- [What is expected]: Your task is to print all of the material verbatim.

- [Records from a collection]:
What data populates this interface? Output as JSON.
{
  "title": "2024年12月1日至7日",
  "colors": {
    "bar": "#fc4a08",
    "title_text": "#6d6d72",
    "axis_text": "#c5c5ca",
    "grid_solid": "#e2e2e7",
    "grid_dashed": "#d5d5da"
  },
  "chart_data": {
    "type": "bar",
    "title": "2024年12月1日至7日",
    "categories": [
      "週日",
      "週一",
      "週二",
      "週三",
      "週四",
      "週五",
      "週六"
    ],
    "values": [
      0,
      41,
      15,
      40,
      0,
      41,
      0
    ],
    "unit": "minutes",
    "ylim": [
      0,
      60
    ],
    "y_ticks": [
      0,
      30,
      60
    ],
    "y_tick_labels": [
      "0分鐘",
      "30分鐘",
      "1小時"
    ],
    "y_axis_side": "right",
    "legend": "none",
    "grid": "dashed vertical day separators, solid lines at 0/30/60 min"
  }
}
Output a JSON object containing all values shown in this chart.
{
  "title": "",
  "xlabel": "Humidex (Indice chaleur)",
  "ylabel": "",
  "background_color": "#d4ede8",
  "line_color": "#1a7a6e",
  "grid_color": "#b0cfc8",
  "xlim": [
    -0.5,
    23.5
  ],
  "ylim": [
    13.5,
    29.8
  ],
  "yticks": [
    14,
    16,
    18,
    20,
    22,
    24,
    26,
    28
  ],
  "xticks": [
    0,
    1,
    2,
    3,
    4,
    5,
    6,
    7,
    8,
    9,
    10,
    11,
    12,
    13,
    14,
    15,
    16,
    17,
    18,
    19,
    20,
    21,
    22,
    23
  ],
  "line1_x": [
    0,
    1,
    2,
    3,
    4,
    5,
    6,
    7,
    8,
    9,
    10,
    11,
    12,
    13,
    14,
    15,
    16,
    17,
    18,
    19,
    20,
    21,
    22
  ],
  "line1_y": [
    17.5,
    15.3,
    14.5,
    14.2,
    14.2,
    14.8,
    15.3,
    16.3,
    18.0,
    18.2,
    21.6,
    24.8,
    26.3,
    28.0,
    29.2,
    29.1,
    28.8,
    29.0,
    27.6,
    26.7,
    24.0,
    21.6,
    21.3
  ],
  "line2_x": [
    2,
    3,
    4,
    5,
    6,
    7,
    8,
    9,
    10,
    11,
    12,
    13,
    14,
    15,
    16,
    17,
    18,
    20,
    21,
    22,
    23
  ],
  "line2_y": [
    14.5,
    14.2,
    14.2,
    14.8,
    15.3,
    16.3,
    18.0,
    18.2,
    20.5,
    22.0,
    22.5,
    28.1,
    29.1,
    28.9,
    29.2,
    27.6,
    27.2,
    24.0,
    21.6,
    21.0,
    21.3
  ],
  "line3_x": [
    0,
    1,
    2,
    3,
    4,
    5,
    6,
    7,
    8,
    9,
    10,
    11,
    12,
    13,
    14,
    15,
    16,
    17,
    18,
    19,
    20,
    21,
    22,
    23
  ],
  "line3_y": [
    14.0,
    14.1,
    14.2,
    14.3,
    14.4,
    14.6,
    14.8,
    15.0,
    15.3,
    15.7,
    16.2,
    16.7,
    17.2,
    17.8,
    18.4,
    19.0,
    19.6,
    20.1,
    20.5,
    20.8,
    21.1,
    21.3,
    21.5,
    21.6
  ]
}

- [Task output]:
What data populates this interface? Output as JSON.
{
  "title": "2024年12月1日至7日",
  "colors": {
    "bar": "#fc4a08",
    "title_text": "#6d6d72",
    "axis_text": "#c5c5ca",
    "grid_solid": "#e2e2e7",
    "grid_dashed": "#d5d5da"
  },
  "chart_data": {
    "type": "bar",
    "title": "2024年12月1日至7日",
    "categories": [
      "週日",
      "週一",
      "週二",
      "週三",
      "週四",
      "週五",
      "週六"
    ],
    "values": [
      0,
      41,
      15,
      40,
      0,
      41,
      0
    ],
    "unit": "minutes",
    "ylim": [
      0,
      60
    ],
    "y_ticks": [
      0,
      30,
      60
    ],
    "y_tick_labels": [
      "0分鐘",
      "30分鐘",
      "1小時"
    ],
    "y_axis_side": "right",
    "legend": "none",
    "grid": "dashed vertical day separators, solid lines at 0/30/60 min"
  }
}
Output a JSON object containing all values shown in this chart.
{
  "title": "",
  "xlabel": "Humidex (Indice chaleur)",
  "ylabel": "",
  "background_color": "#d4ede8",
  "line_color": "#1a7a6e",
  "grid_color": "#b0cfc8",
  "xlim": [
    -0.5,
    23.5
  ],
  "ylim": [
    13.5,
    29.8
  ],
  "yticks": [
    14,
    16,
    18,
    20,
    22,
    24,
    26,
    28
  ],
  "xticks": [
    0,
    1,
    2,
    3,
    4,
    5,
    6,
    7,
    8,
    9,
    10,
    11,
    12,
    13,
    14,
    15,
    16,
    17,
    18,
    19,
    20,
    21,
    22,
    23
  ],
  "line1_x": [
    0,
    1,
    2,
    3,
    4,
    5,
    6,
    7,
    8,
    9,
    10,
    11,
    12,
    13,
    14,
    15,
    16,
    17,
    18,
    19,
    20,
    21,
    22
  ],
  "line1_y": [
    17.5,
    15.3,
    14.5,
    14.2,
    14.2,
    14.8,
    15.3,
    16.3,
    18.0,
    18.2,
    21.6,
    24.8,
    26.3,
    28.0,
    29.2,
    29.1,
    28.8,
    29.0,
    27.6,
    26.7,
    24.0,
    21.6,
    21.3
  ],
  "line2_x": [
    2,
    3,
    4,
    5,
    6,
    7,
    8,
    9,
    10,
    11,
    12,
    13,
    14,
    15,
    16,
    17,
    18,
    20,
    21,
    22,
    23
  ],
  "line2_y": [
    14.5,
    14.2,
    14.2,
    14.8,
    15.3,
    16.3,
    18.0,
    18.2,
    20.5,
    22.0,
    22.5,
    28.1,
    29.1,
    28.9,
    29.2,
    27.6,
    27.2,
    24.0,
    21.6,
    21.0,
    21.3
  ],
  "line3_x": [
    0,
    1,
    2,
    3,
    4,
    5,
    6,
    7,
    8,
    9,
    10,
    11,
    12,
    13,
    14,
    15,
    16,
    17,
    18,
    19,
    20,
    21,
    22,
    23
  ],
  "line3_y": [
    14.0,
    14.1,
    14.2,
    14.3,
    14.4,
    14.6,
    14.8,
    15.0,
    15.3,
    15.7,
    16.2,
    16.7,
    17.2,
    17.8,
    18.4,
    19.0,
    19.6,
    20.1,
    20.5,
    20.8,
    21.1,
    21.3,
    21.5,
    21.6
  ]
}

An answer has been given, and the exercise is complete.